EXERCISE INPUTS
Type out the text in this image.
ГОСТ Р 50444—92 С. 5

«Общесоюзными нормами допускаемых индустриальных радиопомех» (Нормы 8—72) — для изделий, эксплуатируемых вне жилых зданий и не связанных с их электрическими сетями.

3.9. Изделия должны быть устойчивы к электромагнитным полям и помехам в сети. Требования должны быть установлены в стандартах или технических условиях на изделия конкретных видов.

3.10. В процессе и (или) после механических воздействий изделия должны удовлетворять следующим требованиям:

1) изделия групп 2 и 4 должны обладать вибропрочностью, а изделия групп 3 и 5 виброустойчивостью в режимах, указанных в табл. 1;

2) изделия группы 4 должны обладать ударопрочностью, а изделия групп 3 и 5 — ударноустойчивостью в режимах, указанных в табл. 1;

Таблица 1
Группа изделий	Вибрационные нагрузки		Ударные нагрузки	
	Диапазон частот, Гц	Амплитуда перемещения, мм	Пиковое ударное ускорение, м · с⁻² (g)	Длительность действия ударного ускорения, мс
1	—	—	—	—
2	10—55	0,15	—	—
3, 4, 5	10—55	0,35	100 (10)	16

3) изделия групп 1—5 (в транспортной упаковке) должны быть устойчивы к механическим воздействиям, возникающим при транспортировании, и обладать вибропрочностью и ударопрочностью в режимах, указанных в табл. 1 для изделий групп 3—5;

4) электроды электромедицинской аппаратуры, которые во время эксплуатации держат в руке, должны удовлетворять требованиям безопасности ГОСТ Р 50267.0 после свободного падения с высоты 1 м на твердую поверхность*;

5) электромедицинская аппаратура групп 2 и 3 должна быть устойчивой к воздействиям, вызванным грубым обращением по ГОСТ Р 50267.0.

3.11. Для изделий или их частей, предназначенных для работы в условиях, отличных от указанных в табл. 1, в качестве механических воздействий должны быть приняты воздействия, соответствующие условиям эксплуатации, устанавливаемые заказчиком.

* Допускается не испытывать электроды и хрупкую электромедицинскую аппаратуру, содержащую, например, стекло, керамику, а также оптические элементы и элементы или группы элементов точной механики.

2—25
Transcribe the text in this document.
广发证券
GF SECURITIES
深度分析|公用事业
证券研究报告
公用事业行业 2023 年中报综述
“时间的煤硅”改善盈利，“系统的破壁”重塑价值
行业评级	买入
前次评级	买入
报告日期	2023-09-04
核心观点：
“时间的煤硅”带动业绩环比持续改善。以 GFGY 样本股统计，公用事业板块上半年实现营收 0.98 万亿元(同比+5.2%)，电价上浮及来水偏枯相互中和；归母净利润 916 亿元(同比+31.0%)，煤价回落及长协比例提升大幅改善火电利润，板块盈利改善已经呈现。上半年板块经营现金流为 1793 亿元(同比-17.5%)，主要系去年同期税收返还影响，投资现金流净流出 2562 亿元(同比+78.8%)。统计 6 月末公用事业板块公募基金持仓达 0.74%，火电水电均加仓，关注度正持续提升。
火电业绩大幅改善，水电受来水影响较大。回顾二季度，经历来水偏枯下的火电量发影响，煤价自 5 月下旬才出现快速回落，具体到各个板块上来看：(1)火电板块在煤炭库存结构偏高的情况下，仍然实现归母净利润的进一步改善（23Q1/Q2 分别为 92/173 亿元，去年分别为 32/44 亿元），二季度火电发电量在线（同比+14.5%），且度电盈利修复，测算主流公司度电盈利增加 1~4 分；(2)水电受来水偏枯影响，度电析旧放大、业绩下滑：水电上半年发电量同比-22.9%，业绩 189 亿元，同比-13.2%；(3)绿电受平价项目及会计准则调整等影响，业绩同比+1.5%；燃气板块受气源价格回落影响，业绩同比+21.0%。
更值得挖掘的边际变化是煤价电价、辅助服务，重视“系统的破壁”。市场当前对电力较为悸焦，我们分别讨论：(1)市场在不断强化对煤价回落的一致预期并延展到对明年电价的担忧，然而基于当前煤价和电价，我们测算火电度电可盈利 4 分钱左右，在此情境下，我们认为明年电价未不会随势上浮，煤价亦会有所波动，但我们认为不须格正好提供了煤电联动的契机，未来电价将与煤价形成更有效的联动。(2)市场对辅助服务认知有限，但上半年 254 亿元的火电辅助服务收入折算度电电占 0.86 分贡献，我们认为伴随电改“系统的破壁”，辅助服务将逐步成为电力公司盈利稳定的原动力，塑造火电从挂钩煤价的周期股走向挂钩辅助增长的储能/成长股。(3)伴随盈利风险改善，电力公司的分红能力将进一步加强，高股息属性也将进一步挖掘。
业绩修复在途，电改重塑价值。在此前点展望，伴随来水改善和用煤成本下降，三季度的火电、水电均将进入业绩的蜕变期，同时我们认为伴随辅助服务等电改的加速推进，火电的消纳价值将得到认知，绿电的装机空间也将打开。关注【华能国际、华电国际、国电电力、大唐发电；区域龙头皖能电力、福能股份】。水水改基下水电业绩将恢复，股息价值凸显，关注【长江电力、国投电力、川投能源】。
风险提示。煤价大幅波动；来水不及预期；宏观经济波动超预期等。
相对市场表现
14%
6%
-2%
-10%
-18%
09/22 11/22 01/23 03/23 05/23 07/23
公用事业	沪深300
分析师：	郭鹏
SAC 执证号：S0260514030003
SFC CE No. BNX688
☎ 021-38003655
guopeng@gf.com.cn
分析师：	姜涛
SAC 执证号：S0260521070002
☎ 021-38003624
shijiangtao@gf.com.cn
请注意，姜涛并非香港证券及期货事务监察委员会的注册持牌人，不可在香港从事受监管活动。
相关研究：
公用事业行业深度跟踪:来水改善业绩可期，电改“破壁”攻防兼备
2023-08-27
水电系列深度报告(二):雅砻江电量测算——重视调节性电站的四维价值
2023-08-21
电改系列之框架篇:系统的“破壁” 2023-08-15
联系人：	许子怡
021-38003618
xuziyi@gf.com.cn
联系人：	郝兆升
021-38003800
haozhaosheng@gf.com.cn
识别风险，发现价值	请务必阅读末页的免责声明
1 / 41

WRITTEN REQUEST
Search the listing for the string "ГОСТ". Copy each line where it turns up.

SOLUTION TO THIS TASK
ГОСТ Р 50444—92 С. 5
4) электроды электромедицинской аппаратуры, которые во время эксплуатации держат в руке, должны удовлетворять требованиям безопасности ГОСТ Р 50267.0 после свободного падения с высоты 1 м на твердую поверхность*;
5) электромедицинская аппаратура групп 2 и 3 должна быть устойчивой к воздействиям, вызванным грубым обращением по ГОСТ Р 50267.0.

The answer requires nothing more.